Omit the pictures and return every entry exactly as written.

== Records for processing ==
——————————
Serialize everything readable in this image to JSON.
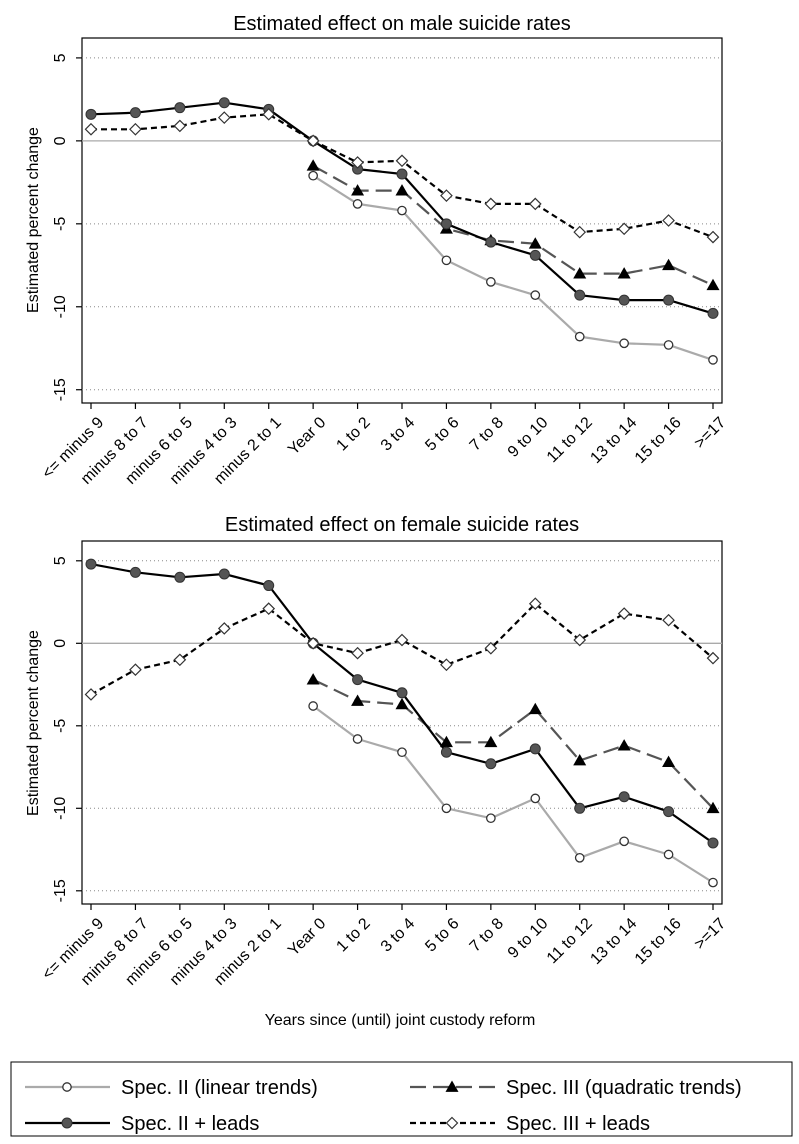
{
  "chart_data": [
    {
      "type": "line",
      "title": "Estimated effect on male suicide rates",
      "ylabel": "Estimated percent change",
      "xlabel": "",
      "ylim": [
        -15.8,
        6.2
      ],
      "yticks": [
        5,
        0,
        -5,
        -10,
        -15
      ],
      "categories": [
        "<= minus 9",
        "minus 8 to 7",
        "minus 6 to 5",
        "minus 4 to 3",
        "minus 2 to 1",
        "Year 0",
        "1 to 2",
        "3 to 4",
        "5 to 6",
        "7 to 8",
        "9 to 10",
        "11 to 12",
        "13 to 14",
        "15 to 16",
        ">=17"
      ],
      "grid": "horizontal dotted",
      "series": [
        {
          "name": "Spec. II (linear trends)",
          "color": "#aaaaaa",
          "dash": "solid",
          "marker": "circle-hollow",
          "values": [
            null,
            null,
            null,
            null,
            null,
            -2.1,
            -3.8,
            -4.2,
            -7.2,
            -8.5,
            -9.3,
            -11.8,
            -12.2,
            -12.3,
            -13.2
          ]
        },
        {
          "name": "Spec. III (quadratic trends)",
          "color": "#555555",
          "dash": "longdash",
          "marker": "triangle",
          "values": [
            null,
            null,
            null,
            null,
            null,
            -1.5,
            -3.0,
            -3.0,
            -5.3,
            -6.0,
            -6.2,
            -8.0,
            -8.0,
            -7.5,
            -8.7
          ]
        },
        {
          "name": "Spec. II + leads",
          "color": "#000000",
          "dash": "solid",
          "marker": "circle-filled",
          "values": [
            1.6,
            1.7,
            2.0,
            2.3,
            1.9,
            0.0,
            -1.7,
            -2.0,
            -5.0,
            -6.1,
            -6.9,
            -9.3,
            -9.6,
            -9.6,
            -10.4
          ]
        },
        {
          "name": "Spec. III + leads",
          "color": "#000000",
          "dash": "shortdash",
          "marker": "diamond-hollow",
          "values": [
            0.7,
            0.7,
            0.9,
            1.4,
            1.6,
            0.0,
            -1.3,
            -1.2,
            -3.3,
            -3.8,
            -3.8,
            -5.5,
            -5.3,
            -4.8,
            -5.8
          ]
        }
      ]
    },
    {
      "type": "line",
      "title": "Estimated effect on female suicide rates",
      "ylabel": "Estimated percent change",
      "xlabel": "Years since (until) joint custody reform",
      "ylim": [
        -15.8,
        6.2
      ],
      "yticks": [
        5,
        0,
        -5,
        -10,
        -15
      ],
      "categories": [
        "<= minus 9",
        "minus 8 to 7",
        "minus 6 to 5",
        "minus 4 to 3",
        "minus 2 to 1",
        "Year 0",
        "1 to 2",
        "3 to 4",
        "5 to 6",
        "7 to 8",
        "9 to 10",
        "11 to 12",
        "13 to 14",
        "15 to 16",
        ">=17"
      ],
      "grid": "horizontal dotted",
      "series": [
        {
          "name": "Spec. II (linear trends)",
          "color": "#aaaaaa",
          "dash": "solid",
          "marker": "circle-hollow",
          "values": [
            null,
            null,
            null,
            null,
            null,
            -3.8,
            -5.8,
            -6.6,
            -10.0,
            -10.6,
            -9.4,
            -13.0,
            -12.0,
            -12.8,
            -14.5
          ]
        },
        {
          "name": "Spec. III (quadratic trends)",
          "color": "#555555",
          "dash": "longdash",
          "marker": "triangle",
          "values": [
            null,
            null,
            null,
            null,
            null,
            -2.2,
            -3.5,
            -3.7,
            -6.0,
            -6.0,
            -4.0,
            -7.1,
            -6.2,
            -7.2,
            -10.0
          ]
        },
        {
          "name": "Spec. II + leads",
          "color": "#000000",
          "dash": "solid",
          "marker": "circle-filled",
          "values": [
            4.8,
            4.3,
            4.0,
            4.2,
            3.5,
            0.0,
            -2.2,
            -3.0,
            -6.6,
            -7.3,
            -6.4,
            -10.0,
            -9.3,
            -10.2,
            -12.1
          ]
        },
        {
          "name": "Spec. III + leads",
          "color": "#000000",
          "dash": "shortdash",
          "marker": "diamond-hollow",
          "values": [
            -3.1,
            -1.6,
            -1.0,
            0.9,
            2.1,
            0.0,
            -0.6,
            0.2,
            -1.3,
            -0.3,
            2.4,
            0.2,
            1.8,
            1.4,
            -0.9
          ]
        }
      ]
    }
  ],
  "legend": {
    "placement": "bottom",
    "items": [
      {
        "label": "Spec. II (linear trends)",
        "color": "#aaaaaa",
        "dash": "solid",
        "marker": "circle-hollow"
      },
      {
        "label": "Spec. III (quadratic trends)",
        "color": "#555555",
        "dash": "longdash",
        "marker": "triangle"
      },
      {
        "label": "Spec. II + leads",
        "color": "#000000",
        "dash": "solid",
        "marker": "circle-filled"
      },
      {
        "label": "Spec. III + leads",
        "color": "#000000",
        "dash": "shortdash",
        "marker": "diamond-hollow"
      }
    ]
  }
}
——————————
== Expected answer ==
Serialize everything readable in this image to JSON.
{
  "chart_data": [
    {
      "type": "line",
      "title": "Estimated effect on male suicide rates",
      "ylabel": "Estimated percent change",
      "xlabel": "",
      "ylim": [
        -15.8,
        6.2
      ],
      "yticks": [
        5,
        0,
        -5,
        -10,
        -15
      ],
      "categories": [
        "<= minus 9",
        "minus 8 to 7",
        "minus 6 to 5",
        "minus 4 to 3",
        "minus 2 to 1",
        "Year 0",
        "1 to 2",
        "3 to 4",
        "5 to 6",
        "7 to 8",
        "9 to 10",
        "11 to 12",
        "13 to 14",
        "15 to 16",
        ">=17"
      ],
      "grid": "horizontal dotted",
      "series": [
        {
          "name": "Spec. II (linear trends)",
          "color": "#aaaaaa",
          "dash": "solid",
          "marker": "circle-hollow",
          "values": [
            null,
            null,
            null,
            null,
            null,
            -2.1,
            -3.8,
            -4.2,
            -7.2,
            -8.5,
            -9.3,
            -11.8,
            -12.2,
            -12.3,
            -13.2
          ]
        },
        {
          "name": "Spec. III (quadratic trends)",
          "color": "#555555",
          "dash": "longdash",
          "marker": "triangle",
          "values": [
            null,
            null,
            null,
            null,
            null,
            -1.5,
            -3.0,
            -3.0,
            -5.3,
            -6.0,
            -6.2,
            -8.0,
            -8.0,
            -7.5,
            -8.7
          ]
        },
        {
          "name": "Spec. II + leads",
          "color": "#000000",
          "dash": "solid",
          "marker": "circle-filled",
          "values": [
            1.6,
            1.7,
            2.0,
            2.3,
            1.9,
            0.0,
            -1.7,
            -2.0,
            -5.0,
            -6.1,
            -6.9,
            -9.3,
            -9.6,
            -9.6,
            -10.4
          ]
        },
        {
          "name": "Spec. III + leads",
          "color": "#000000",
          "dash": "shortdash",
          "marker": "diamond-hollow",
          "values": [
            0.7,
            0.7,
            0.9,
            1.4,
            1.6,
            0.0,
            -1.3,
            -1.2,
            -3.3,
            -3.8,
            -3.8,
            -5.5,
            -5.3,
            -4.8,
            -5.8
          ]
        }
      ]
    },
    {
      "type": "line",
      "title": "Estimated effect on female suicide rates",
      "ylabel": "Estimated percent change",
      "xlabel": "Years since (until) joint custody reform",
      "ylim": [
        -15.8,
        6.2
      ],
      "yticks": [
        5,
        0,
        -5,
        -10,
        -15
      ],
      "categories": [
        "<= minus 9",
        "minus 8 to 7",
        "minus 6 to 5",
        "minus 4 to 3",
        "minus 2 to 1",
        "Year 0",
        "1 to 2",
        "3 to 4",
        "5 to 6",
        "7 to 8",
        "9 to 10",
        "11 to 12",
        "13 to 14",
        "15 to 16",
        ">=17"
      ],
      "grid": "horizontal dotted",
      "series": [
        {
          "name": "Spec. II (linear trends)",
          "color": "#aaaaaa",
          "dash": "solid",
          "marker": "circle-hollow",
          "values": [
            null,
            null,
            null,
            null,
            null,
            -3.8,
            -5.8,
            -6.6,
            -10.0,
            -10.6,
            -9.4,
            -13.0,
            -12.0,
            -12.8,
            -14.5
          ]
        },
        {
          "name": "Spec. III (quadratic trends)",
          "color": "#555555",
          "dash": "longdash",
          "marker": "triangle",
          "values": [
            null,
            null,
            null,
            null,
            null,
            -2.2,
            -3.5,
            -3.7,
            -6.0,
            -6.0,
            -4.0,
            -7.1,
            -6.2,
            -7.2,
            -10.0
          ]
        },
        {
          "name": "Spec. II + leads",
          "color": "#000000",
          "dash": "solid",
          "marker": "circle-filled",
          "values": [
            4.8,
            4.3,
            4.0,
            4.2,
            3.5,
            0.0,
            -2.2,
            -3.0,
            -6.6,
            -7.3,
            -6.4,
            -10.0,
            -9.3,
            -10.2,
            -12.1
          ]
        },
        {
          "name": "Spec. III + leads",
          "color": "#000000",
          "dash": "shortdash",
          "marker": "diamond-hollow",
          "values": [
            -3.1,
            -1.6,
            -1.0,
            0.9,
            2.1,
            0.0,
            -0.6,
            0.2,
            -1.3,
            -0.3,
            2.4,
            0.2,
            1.8,
            1.4,
            -0.9
          ]
        }
      ]
    }
  ],
  "legend": {
    "placement": "bottom",
    "items": [
      {
        "label": "Spec. II (linear trends)",
        "color": "#aaaaaa",
        "dash": "solid",
        "marker": "circle-hollow"
      },
      {
        "label": "Spec. III (quadratic trends)",
        "color": "#555555",
        "dash": "longdash",
        "marker": "triangle"
      },
      {
        "label": "Spec. II + leads",
        "color": "#000000",
        "dash": "solid",
        "marker": "circle-filled"
      },
      {
        "label": "Spec. III + leads",
        "color": "#000000",
        "dash": "shortdash",
        "marker": "diamond-hollow"
      }
    ]
  }
}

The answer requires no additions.